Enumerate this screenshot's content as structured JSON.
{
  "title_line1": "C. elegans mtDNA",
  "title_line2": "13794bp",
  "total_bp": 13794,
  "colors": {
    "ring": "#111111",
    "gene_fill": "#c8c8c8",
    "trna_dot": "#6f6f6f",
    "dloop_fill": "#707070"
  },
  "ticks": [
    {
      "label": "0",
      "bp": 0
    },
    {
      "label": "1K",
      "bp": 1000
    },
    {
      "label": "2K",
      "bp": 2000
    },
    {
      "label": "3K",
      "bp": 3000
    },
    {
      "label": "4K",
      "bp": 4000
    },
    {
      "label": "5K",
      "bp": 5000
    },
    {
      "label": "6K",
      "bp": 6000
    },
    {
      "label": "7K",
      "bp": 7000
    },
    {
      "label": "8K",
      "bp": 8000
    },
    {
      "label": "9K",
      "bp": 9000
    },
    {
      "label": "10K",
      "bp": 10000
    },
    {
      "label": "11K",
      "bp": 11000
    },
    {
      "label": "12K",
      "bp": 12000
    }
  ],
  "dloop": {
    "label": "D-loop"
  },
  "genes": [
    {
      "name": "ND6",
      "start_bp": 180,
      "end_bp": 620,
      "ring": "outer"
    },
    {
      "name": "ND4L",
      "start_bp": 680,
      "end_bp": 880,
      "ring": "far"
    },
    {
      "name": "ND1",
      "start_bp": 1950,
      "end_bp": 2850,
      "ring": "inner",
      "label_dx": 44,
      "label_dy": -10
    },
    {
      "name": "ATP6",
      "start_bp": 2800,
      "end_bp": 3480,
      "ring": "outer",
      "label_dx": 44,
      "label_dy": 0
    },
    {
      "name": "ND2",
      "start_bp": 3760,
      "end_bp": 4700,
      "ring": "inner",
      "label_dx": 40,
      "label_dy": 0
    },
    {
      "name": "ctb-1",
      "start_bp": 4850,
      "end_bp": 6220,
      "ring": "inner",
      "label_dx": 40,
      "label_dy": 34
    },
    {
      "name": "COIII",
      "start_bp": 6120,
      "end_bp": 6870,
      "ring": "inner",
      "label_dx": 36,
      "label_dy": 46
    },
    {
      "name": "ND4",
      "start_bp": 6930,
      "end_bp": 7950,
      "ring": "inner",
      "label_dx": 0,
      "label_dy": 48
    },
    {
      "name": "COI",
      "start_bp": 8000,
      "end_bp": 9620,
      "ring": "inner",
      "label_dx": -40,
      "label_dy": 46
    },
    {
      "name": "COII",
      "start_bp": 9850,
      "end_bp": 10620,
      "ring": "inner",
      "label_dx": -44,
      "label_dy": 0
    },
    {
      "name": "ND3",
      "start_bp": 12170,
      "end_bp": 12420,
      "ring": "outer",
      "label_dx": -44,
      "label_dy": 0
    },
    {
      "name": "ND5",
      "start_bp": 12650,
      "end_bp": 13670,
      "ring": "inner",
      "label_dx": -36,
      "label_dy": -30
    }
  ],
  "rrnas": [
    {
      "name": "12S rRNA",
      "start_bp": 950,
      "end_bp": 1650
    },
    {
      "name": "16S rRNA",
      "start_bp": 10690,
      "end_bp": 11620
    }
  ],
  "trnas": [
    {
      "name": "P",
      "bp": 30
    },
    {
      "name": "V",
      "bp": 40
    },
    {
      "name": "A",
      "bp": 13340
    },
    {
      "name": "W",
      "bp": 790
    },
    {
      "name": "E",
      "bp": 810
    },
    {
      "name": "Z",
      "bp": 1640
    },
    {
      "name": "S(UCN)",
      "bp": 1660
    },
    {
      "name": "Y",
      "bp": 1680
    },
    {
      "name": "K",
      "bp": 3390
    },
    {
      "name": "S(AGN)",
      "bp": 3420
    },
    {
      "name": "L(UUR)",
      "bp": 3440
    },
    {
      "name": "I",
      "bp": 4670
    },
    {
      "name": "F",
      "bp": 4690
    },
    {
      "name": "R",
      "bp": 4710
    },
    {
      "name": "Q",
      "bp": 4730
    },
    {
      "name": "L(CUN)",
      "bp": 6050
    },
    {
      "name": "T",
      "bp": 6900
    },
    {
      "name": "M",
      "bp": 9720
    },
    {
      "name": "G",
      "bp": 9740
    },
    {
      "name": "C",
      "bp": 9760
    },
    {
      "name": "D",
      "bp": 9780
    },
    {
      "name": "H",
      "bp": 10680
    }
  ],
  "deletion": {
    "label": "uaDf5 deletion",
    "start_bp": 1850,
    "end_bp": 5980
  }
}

What the exercise asks: Return the records above verbatim, in their entirety.

Exercise response:
Enumerate this screenshot's content as structured JSON.
{
  "title_line1": "C. elegans mtDNA",
  "title_line2": "13794bp",
  "total_bp": 13794,
  "colors": {
    "ring": "#111111",
    "gene_fill": "#c8c8c8",
    "trna_dot": "#6f6f6f",
    "dloop_fill": "#707070"
  },
  "ticks": [
    {
      "label": "0",
      "bp": 0
    },
    {
      "label": "1K",
      "bp": 1000
    },
    {
      "label": "2K",
      "bp": 2000
    },
    {
      "label": "3K",
      "bp": 3000
    },
    {
      "label": "4K",
      "bp": 4000
    },
    {
      "label": "5K",
      "bp": 5000
    },
    {
      "label": "6K",
      "bp": 6000
    },
    {
      "label": "7K",
      "bp": 7000
    },
    {
      "label": "8K",
      "bp": 8000
    },
    {
      "label": "9K",
      "bp": 9000
    },
    {
      "label": "10K",
      "bp": 10000
    },
    {
      "label": "11K",
      "bp": 11000
    },
    {
      "label": "12K",
      "bp": 12000
    }
  ],
  "dloop": {
    "label": "D-loop"
  },
  "genes": [
    {
      "name": "ND6",
      "start_bp": 180,
      "end_bp": 620,
      "ring": "outer"
    },
    {
      "name": "ND4L",
      "start_bp": 680,
      "end_bp": 880,
      "ring": "far"
    },
    {
      "name": "ND1",
      "start_bp": 1950,
      "end_bp": 2850,
      "ring": "inner",
      "label_dx": 44,
      "label_dy": -10
    },
    {
      "name": "ATP6",
      "start_bp": 2800,
      "end_bp": 3480,
      "ring": "outer",
      "label_dx": 44,
      "label_dy": 0
    },
    {
      "name": "ND2",
      "start_bp": 3760,
      "end_bp": 4700,
      "ring": "inner",
      "label_dx": 40,
      "label_dy": 0
    },
    {
      "name": "ctb-1",
      "start_bp": 4850,
      "end_bp": 6220,
      "ring": "inner",
      "label_dx": 40,
      "label_dy": 34
    },
    {
      "name": "COIII",
      "start_bp": 6120,
      "end_bp": 6870,
      "ring": "inner",
      "label_dx": 36,
      "label_dy": 46
    },
    {
      "name": "ND4",
      "start_bp": 6930,
      "end_bp": 7950,
      "ring": "inner",
      "label_dx": 0,
      "label_dy": 48
    },
    {
      "name": "COI",
      "start_bp": 8000,
      "end_bp": 9620,
      "ring": "inner",
      "label_dx": -40,
      "label_dy": 46
    },
    {
      "name": "COII",
      "start_bp": 9850,
      "end_bp": 10620,
      "ring": "inner",
      "label_dx": -44,
      "label_dy": 0
    },
    {
      "name": "ND3",
      "start_bp": 12170,
      "end_bp": 12420,
      "ring": "outer",
      "label_dx": -44,
      "label_dy": 0
    },
    {
      "name": "ND5",
      "start_bp": 12650,
      "end_bp": 13670,
      "ring": "inner",
      "label_dx": -36,
      "label_dy": -30
    }
  ],
  "rrnas": [
    {
      "name": "12S rRNA",
      "start_bp": 950,
      "end_bp": 1650
    },
    {
      "name": "16S rRNA",
      "start_bp": 10690,
      "end_bp": 11620
    }
  ],
  "trnas": [
    {
      "name": "P",
      "bp": 30
    },
    {
      "name": "V",
      "bp": 40
    },
    {
      "name": "A",
      "bp": 13340
    },
    {
      "name": "W",
      "bp": 790
    },
    {
      "name": "E",
      "bp": 810
    },
    {
      "name": "Z",
      "bp": 1640
    },
    {
      "name": "S(UCN)",
      "bp": 1660
    },
    {
      "name": "Y",
      "bp": 1680
    },
    {
      "name": "K",
      "bp": 3390
    },
    {
      "name": "S(AGN)",
      "bp": 3420
    },
    {
      "name": "L(UUR)",
      "bp": 3440
    },
    {
      "name": "I",
      "bp": 4670
    },
    {
      "name": "F",
      "bp": 4690
    },
    {
      "name": "R",
      "bp": 4710
    },
    {
      "name": "Q",
      "bp": 4730
    },
    {
      "name": "L(CUN)",
      "bp": 6050
    },
    {
      "name": "T",
      "bp": 6900
    },
    {
      "name": "M",
      "bp": 9720
    },
    {
      "name": "G",
      "bp": 9740
    },
    {
      "name": "C",
      "bp": 9760
    },
    {
      "name": "D",
      "bp": 9780
    },
    {
      "name": "H",
      "bp": 10680
    }
  ],
  "deletion": {
    "label": "uaDf5 deletion",
    "start_bp": 1850,
    "end_bp": 5980
  }
}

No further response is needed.